> **GIVEN REQUEST A**
Render the records as a Markdown table with the columns "Row" and "Line", one row per line, skipping blank lines. Begin at the first line of the records and stop after the line that contains "close-button[interactable]: ✕ (1101, 0, 1147, 30)".

=== TEXT TO READ ===

For many, Sunday was a workday. But, in the way days were counted, Sunday began at sundown on Saturday. Christians assemblies—ekklesia—would gather together at the end of the day with the intention of breaking bread together (which involved taking communion), study the teachings of the apostles together, and worship.

The apostle Paul had early on given guidelines for how this fellowship time together could best be kept,

When you come together, each one has

a hymn,

a lesson,

a revelation,

a tongue,

or an interpretation.

Let all things be done for building up. If anyone speaks in a tongue, let there be only two or at most three, and each in turn; and let one interpret. But if there is no one to interpret, let them be silent in church and speak to themselves and to God.

Let two or three prophets speak, and let the others weigh what is said.

If a revelation is made to someone else sitting nearby, let the first person be silent. For you can all prophesy one by one, so that all may learn and all be encouraged.

1 Corinthians 14:26-31 (NRSV)

On this evening, the assemblies had sung hymns to Jesus, spoken creeds of faith, thanksgiving, and devotion, then settled in for a sermon from Paul. It is important to remember the evening had now been drawn into night, as Paul stood up in the flickering lamp lights to deliver what many believed would be his final words to them.

Within the assemblies, some were of those social and economic strata who had autonomy over their time and place. They were well-cared for and had the stamina to go long into the night with Paul. But others were servants and enslaved people, or hard workers at the very bottom of society. They labored long, hard hours, often did not get enough to eat, let alone time to sleep. For them, this was a very great sacrifice to remain after nightfall.

=== DATA FOR THE TASK ===

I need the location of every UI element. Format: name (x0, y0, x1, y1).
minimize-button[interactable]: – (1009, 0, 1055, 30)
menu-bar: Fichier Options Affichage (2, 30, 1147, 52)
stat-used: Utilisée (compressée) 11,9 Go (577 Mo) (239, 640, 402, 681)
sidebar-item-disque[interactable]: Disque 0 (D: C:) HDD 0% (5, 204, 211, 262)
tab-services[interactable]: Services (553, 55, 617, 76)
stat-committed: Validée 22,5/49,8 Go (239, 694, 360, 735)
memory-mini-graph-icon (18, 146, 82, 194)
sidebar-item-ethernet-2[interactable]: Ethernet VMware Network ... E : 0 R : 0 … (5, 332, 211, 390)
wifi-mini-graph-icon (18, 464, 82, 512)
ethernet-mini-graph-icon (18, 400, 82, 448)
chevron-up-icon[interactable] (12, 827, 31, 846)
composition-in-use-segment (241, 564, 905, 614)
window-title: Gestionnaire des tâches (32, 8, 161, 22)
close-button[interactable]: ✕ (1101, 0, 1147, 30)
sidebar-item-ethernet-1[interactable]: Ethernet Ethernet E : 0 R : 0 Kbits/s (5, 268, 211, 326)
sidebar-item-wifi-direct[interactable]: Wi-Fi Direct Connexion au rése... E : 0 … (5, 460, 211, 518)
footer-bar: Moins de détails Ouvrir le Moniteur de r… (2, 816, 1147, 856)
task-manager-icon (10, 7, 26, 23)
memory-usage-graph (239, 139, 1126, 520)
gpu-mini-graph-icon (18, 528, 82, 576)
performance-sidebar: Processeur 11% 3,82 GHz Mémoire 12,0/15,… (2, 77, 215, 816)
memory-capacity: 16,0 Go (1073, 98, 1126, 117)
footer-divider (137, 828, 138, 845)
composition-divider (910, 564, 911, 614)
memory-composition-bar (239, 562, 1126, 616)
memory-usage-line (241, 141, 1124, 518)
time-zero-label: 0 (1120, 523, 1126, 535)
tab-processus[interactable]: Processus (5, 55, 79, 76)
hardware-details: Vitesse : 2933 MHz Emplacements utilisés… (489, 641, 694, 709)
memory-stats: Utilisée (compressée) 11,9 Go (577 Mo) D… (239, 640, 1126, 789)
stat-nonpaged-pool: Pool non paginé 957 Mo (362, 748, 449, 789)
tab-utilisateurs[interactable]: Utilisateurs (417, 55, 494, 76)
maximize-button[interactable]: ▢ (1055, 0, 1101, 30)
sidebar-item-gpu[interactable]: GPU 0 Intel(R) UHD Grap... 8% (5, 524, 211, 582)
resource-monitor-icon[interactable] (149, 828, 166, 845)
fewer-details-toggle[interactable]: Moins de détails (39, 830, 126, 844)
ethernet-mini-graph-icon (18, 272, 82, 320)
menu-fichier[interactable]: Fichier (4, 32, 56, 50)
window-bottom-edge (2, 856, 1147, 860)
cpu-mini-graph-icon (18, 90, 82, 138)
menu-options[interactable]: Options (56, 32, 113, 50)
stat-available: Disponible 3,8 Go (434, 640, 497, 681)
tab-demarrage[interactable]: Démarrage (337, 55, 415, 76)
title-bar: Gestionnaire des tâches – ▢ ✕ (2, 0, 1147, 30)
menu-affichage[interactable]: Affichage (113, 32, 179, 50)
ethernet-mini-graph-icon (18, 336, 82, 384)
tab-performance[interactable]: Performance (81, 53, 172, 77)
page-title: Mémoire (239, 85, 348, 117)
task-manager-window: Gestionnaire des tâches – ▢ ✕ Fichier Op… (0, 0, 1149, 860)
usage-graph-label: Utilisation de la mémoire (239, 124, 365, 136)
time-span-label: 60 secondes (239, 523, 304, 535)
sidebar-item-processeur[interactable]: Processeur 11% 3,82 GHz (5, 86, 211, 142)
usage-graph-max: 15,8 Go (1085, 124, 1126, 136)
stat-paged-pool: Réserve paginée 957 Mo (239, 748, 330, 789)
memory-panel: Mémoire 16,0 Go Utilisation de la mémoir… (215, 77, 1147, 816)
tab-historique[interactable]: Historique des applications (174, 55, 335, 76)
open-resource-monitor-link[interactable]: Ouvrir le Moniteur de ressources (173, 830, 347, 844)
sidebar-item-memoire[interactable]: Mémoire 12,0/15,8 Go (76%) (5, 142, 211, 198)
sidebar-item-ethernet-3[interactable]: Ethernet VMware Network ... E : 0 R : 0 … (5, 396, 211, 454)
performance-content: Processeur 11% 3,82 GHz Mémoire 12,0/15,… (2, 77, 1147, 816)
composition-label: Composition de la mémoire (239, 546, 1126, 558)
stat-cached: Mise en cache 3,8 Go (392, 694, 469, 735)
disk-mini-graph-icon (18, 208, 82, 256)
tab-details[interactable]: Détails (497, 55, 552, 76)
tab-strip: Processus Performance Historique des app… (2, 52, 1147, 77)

===

> **GIVEN REQUEST B**
Pick up the passage about Paul's sermon to the early Christian assemblies after its final sentence and write the next part.

> **RIGHT ANSWER A**
| Row | Line |
|---|---|
| 1 | I need the location of every UI element. Format: name (x0, y0, x1, y1). |
| 2 | minimize-button[interactable]: – (1009, 0, 1055, 30) |
| 3 | menu-bar: Fichier Options Affichage (2, 30, 1147, 52) |
| 4 | stat-used: Utilisée (compressée) 11,9 Go (577 Mo) (239, 640, 402, 681) |
| 5 | sidebar-item-disque[interactable]: Disque 0 (D: C:) HDD 0% (5, 204, 211, 262) |
| 6 | tab-services[interactable]: Services (553, 55, 617, 76) |
| 7 | stat-committed: Validée 22,5/49,8 Go (239, 694, 360, 735) |
| 8 | memory-mini-graph-icon (18, 146, 82, 194) |
| 9 | sidebar-item-ethernet-2[interactable]: Ethernet VMware Network ... E : 0 R : 0 … (5, 332, 211, 390) |
| 10 | wifi-mini-graph-icon (18, 464, 82, 512) |
| 11 | ethernet-mini-graph-icon (18, 400, 82, 448) |
| 12 | chevron-up-icon[interactable] (12, 827, 31, 846) |
| 13 | composition-in-use-segment (241, 564, 905, 614) |
| 14 | window-title: Gestionnaire des tâches (32, 8, 161, 22) |
| 15 | close-button[interactable]: ✕ (1101, 0, 1147, 30) |

> **RIGHT ANSWER B**
Imagine just such a one, sitting in the window in the hopes the cool night air would help him stay alert. Imagine the hotness in that room, grown stuffy with the bodies of so many people gathered close together, the very air getting used up. Eutychus most likely knew it would be a long shot for him to push so hard against his physical margins. But he did not want to miss this chance to hear from Paul himself, and to have his soul revived within him through the prophetic word being delivered.

Many others were undoubtedly struggling, yet loathe to call an end to their overlong day. Who knew if they would ever see Paul again? He lived under the constant specter of fierce opposition, death threats, arrest and bodily assault, as well as the dangers of travel.

I find myself in the same dilemma time and again. We have catch phrases for it—FOMO, “Fear Of Missing Out,” and “YOLO,” “You Only Live Once.” We laugh, but both of those sayings have profound truth within them. There is such a thing as opportunity knocking on our door, and we missing out because that opportunity came and went. Some opportunities, as they say, don’t come knocking twice, but we can’t know which ones those are, in the moment.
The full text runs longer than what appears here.